Find each line with the string "অবগত" and report it.
========================================
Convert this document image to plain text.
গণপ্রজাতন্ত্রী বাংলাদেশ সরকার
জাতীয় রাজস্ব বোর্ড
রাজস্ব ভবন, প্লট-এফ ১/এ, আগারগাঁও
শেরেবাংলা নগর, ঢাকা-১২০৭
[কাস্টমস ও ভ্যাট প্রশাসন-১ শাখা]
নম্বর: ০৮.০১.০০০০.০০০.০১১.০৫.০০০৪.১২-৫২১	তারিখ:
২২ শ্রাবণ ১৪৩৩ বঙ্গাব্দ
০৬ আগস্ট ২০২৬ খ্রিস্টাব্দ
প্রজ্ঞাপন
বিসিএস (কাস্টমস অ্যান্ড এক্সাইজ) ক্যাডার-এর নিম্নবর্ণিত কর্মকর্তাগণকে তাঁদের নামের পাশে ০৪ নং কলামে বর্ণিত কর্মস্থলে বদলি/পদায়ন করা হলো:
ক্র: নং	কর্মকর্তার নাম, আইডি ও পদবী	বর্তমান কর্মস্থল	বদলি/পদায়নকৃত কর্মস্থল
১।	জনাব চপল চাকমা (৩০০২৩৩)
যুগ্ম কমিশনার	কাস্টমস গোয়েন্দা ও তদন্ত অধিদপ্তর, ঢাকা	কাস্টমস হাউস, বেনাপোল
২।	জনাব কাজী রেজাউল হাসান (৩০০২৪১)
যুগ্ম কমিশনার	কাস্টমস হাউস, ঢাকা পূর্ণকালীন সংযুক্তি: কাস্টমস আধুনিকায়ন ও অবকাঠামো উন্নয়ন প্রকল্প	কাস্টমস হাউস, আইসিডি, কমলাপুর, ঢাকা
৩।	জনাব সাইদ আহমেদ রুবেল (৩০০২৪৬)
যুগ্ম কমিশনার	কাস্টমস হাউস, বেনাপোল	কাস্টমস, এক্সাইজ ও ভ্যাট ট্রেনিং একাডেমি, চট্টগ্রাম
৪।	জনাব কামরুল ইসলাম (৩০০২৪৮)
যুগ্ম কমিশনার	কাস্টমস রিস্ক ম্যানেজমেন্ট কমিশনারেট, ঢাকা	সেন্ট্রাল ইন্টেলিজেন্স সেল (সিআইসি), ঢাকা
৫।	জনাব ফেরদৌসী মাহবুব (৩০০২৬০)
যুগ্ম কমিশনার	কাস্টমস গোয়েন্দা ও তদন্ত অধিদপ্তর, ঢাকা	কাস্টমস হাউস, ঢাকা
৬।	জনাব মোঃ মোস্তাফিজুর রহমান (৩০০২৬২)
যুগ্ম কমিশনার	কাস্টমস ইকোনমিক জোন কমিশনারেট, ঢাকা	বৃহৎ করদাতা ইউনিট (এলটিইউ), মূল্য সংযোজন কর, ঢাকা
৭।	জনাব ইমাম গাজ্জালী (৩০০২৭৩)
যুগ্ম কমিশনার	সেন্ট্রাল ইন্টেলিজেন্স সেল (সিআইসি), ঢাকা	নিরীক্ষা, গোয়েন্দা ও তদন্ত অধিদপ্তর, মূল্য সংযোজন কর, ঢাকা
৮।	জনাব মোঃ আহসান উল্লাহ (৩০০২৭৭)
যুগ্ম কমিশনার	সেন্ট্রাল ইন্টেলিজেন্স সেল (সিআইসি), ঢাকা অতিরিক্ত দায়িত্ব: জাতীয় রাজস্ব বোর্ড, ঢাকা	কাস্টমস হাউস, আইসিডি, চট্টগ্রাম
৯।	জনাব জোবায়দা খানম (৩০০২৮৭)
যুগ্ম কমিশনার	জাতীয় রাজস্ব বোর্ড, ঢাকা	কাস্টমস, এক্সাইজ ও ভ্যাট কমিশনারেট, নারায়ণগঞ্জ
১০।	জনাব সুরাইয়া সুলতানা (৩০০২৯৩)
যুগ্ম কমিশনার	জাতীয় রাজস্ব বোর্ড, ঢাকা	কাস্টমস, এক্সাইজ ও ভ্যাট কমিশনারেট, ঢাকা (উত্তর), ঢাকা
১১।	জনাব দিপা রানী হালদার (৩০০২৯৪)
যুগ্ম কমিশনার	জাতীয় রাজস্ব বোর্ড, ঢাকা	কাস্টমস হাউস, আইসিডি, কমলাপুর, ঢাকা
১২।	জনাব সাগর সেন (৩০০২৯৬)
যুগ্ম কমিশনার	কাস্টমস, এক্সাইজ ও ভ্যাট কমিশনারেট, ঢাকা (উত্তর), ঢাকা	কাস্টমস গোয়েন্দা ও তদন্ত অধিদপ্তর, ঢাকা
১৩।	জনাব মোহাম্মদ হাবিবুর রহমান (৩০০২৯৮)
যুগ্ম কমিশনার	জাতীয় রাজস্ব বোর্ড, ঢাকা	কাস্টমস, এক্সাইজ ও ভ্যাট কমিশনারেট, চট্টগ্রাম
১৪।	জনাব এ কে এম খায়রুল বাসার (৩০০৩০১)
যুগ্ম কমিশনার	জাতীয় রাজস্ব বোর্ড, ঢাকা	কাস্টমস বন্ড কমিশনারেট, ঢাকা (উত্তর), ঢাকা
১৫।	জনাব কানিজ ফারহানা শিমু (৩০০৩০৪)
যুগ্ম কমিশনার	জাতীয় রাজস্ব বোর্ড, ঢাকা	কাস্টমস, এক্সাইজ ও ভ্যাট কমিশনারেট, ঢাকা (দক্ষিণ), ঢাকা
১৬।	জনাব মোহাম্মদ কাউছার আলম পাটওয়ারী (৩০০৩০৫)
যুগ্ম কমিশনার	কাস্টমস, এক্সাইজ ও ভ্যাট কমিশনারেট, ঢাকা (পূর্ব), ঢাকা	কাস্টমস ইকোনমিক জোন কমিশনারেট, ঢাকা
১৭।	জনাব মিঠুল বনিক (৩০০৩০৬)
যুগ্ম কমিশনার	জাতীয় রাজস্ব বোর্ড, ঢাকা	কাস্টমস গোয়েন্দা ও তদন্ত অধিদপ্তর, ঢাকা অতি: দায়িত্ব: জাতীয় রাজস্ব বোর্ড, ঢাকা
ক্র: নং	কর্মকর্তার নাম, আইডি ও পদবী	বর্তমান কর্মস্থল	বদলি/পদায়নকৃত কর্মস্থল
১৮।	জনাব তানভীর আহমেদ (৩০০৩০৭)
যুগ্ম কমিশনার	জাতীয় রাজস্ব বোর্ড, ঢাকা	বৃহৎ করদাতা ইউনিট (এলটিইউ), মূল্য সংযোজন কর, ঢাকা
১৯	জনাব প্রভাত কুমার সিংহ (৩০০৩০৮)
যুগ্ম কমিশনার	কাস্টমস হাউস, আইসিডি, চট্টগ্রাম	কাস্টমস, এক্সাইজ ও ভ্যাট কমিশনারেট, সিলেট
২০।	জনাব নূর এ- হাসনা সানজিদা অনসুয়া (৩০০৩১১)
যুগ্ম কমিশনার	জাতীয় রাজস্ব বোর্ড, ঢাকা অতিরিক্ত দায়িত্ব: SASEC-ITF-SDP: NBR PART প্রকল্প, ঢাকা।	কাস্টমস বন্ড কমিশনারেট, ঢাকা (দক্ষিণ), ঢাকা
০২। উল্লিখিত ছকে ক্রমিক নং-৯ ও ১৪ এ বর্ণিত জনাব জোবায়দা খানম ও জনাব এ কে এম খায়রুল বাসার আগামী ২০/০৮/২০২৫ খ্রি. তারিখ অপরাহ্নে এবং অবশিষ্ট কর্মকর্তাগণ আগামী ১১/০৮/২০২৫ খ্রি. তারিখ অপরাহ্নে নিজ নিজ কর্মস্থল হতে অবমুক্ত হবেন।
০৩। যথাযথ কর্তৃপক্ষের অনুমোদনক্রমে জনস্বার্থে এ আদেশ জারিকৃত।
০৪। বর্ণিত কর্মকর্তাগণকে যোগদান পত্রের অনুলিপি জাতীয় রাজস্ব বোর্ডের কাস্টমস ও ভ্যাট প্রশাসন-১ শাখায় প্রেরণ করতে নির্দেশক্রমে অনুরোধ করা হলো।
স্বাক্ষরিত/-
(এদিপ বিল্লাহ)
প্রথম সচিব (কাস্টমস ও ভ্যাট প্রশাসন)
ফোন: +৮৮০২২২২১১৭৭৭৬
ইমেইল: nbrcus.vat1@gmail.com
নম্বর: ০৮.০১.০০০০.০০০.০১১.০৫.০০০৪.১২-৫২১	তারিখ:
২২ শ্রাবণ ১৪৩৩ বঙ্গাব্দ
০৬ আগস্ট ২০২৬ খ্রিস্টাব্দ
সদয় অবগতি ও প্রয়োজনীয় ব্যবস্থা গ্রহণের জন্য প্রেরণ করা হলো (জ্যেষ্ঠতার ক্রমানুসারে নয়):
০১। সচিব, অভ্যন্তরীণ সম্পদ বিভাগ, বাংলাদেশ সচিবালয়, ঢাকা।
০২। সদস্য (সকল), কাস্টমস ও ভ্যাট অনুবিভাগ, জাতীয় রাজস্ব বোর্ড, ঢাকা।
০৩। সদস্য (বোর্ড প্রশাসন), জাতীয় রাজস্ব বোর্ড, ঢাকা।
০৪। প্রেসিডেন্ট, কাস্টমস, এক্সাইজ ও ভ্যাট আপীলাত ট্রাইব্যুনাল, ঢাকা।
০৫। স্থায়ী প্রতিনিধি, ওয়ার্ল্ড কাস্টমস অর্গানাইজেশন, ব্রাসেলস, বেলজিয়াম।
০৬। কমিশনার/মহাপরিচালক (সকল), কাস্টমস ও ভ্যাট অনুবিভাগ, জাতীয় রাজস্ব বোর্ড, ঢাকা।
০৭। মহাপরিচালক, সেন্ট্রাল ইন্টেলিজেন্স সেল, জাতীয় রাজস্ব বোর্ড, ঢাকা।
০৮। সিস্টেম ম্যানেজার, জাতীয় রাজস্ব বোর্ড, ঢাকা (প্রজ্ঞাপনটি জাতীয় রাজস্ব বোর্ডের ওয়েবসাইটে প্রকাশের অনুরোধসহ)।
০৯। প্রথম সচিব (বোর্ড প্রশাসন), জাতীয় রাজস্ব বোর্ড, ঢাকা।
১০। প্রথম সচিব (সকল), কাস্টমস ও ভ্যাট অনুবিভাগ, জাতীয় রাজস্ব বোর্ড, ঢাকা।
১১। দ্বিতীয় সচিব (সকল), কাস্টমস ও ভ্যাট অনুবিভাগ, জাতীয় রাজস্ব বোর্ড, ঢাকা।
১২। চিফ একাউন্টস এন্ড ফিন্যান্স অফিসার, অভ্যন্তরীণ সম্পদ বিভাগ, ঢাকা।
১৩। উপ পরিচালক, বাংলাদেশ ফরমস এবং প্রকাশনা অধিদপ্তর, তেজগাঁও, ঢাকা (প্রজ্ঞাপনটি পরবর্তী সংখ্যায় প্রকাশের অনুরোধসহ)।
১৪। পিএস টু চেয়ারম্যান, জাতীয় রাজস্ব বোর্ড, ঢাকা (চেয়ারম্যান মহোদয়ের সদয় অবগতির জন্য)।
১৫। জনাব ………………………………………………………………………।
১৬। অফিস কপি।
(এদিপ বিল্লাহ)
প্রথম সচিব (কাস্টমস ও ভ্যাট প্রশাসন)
========================================
Solution for this task:
সদয় অবগতি ও প্রয়োজনীয় ব্যবস্থা গ্রহণের জন্য প্রেরণ করা হলো (জ্যেষ্ঠতার ক্রমানুসারে নয়):
১৪। পিএস টু চেয়ারম্যান, জাতীয় রাজস্ব বোর্ড, ঢাকা (চেয়ারম্যান মহোদয়ের সদয় অবগতির জন্য)।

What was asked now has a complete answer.